Required task.
Each line that follows is to be retyped exactly.

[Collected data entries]
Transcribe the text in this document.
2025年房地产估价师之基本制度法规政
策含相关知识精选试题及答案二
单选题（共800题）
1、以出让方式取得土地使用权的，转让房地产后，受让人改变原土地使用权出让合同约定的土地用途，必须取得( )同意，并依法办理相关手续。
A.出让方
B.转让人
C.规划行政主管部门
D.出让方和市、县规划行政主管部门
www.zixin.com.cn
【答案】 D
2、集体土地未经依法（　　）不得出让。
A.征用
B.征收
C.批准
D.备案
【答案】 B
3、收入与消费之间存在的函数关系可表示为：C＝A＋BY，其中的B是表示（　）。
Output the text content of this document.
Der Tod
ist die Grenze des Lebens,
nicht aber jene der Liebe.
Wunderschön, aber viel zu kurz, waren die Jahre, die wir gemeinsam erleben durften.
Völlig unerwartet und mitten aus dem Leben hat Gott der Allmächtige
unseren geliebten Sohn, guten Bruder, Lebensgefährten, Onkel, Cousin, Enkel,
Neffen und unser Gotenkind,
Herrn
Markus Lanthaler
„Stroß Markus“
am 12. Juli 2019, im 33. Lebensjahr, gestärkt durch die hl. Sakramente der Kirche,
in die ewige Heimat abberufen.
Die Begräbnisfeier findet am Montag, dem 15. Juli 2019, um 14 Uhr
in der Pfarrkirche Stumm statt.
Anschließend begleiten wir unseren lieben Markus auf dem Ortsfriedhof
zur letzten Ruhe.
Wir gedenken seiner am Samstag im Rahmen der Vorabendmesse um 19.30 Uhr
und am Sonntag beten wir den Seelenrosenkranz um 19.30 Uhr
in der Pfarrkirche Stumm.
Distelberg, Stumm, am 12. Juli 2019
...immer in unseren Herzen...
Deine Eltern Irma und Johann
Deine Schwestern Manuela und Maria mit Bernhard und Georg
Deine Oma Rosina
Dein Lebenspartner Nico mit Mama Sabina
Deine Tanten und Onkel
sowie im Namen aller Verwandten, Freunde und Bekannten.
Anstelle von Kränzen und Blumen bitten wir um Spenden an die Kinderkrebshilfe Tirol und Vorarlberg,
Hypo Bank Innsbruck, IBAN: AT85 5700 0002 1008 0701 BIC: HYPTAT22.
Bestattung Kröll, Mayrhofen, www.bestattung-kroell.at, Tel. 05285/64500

Right answer.
Transcribe the text in this document.
2025年房地产估价师之基本制度法规政
策含相关知识精选试题及答案二
单选题（共800题）
1、以出让方式取得土地使用权的，转让房地产后，受让人改变原土地使用权出让合同约定的土地用途，必须取得( )同意，并依法办理相关手续。
A.出让方
B.转让人
C.规划行政主管部门
D.出让方和市、县规划行政主管部门
www.zixin.com.cn
【答案】 D
2、集体土地未经依法（　　）不得出让。
A.征用
B.征收
C.批准
D.备案
【答案】 B
3、收入与消费之间存在的函数关系可表示为：C＝A＋BY，其中的B是表示（　）。
Output the text content of this document.
Der Tod
ist die Grenze des Lebens,
nicht aber jene der Liebe.
Wunderschön, aber viel zu kurz, waren die Jahre, die wir gemeinsam erleben durften.
Völlig unerwartet und mitten aus dem Leben hat Gott der Allmächtige
unseren geliebten Sohn, guten Bruder, Lebensgefährten, Onkel, Cousin, Enkel,
Neffen und unser Gotenkind,
Herrn
Markus Lanthaler
„Stroß Markus“
am 12. Juli 2019, im 33. Lebensjahr, gestärkt durch die hl. Sakramente der Kirche,
in die ewige Heimat abberufen.
Die Begräbnisfeier findet am Montag, dem 15. Juli 2019, um 14 Uhr
in der Pfarrkirche Stumm statt.
Anschließend begleiten wir unseren lieben Markus auf dem Ortsfriedhof
zur letzten Ruhe.
Wir gedenken seiner am Samstag im Rahmen der Vorabendmesse um 19.30 Uhr
und am Sonntag beten wir den Seelenrosenkranz um 19.30 Uhr
in der Pfarrkirche Stumm.
Distelberg, Stumm, am 12. Juli 2019
...immer in unseren Herzen...
Deine Eltern Irma und Johann
Deine Schwestern Manuela und Maria mit Bernhard und Georg
Deine Oma Rosina
Dein Lebenspartner Nico mit Mama Sabina
Deine Tanten und Onkel
sowie im Namen aller Verwandten, Freunde und Bekannten.
Anstelle von Kränzen und Blumen bitten wir um Spenden an die Kinderkrebshilfe Tirol und Vorarlberg,
Hypo Bank Innsbruck, IBAN: AT85 5700 0002 1008 0701 BIC: HYPTAT22.
Bestattung Kröll, Mayrhofen, www.bestattung-kroell.at, Tel. 05285/64500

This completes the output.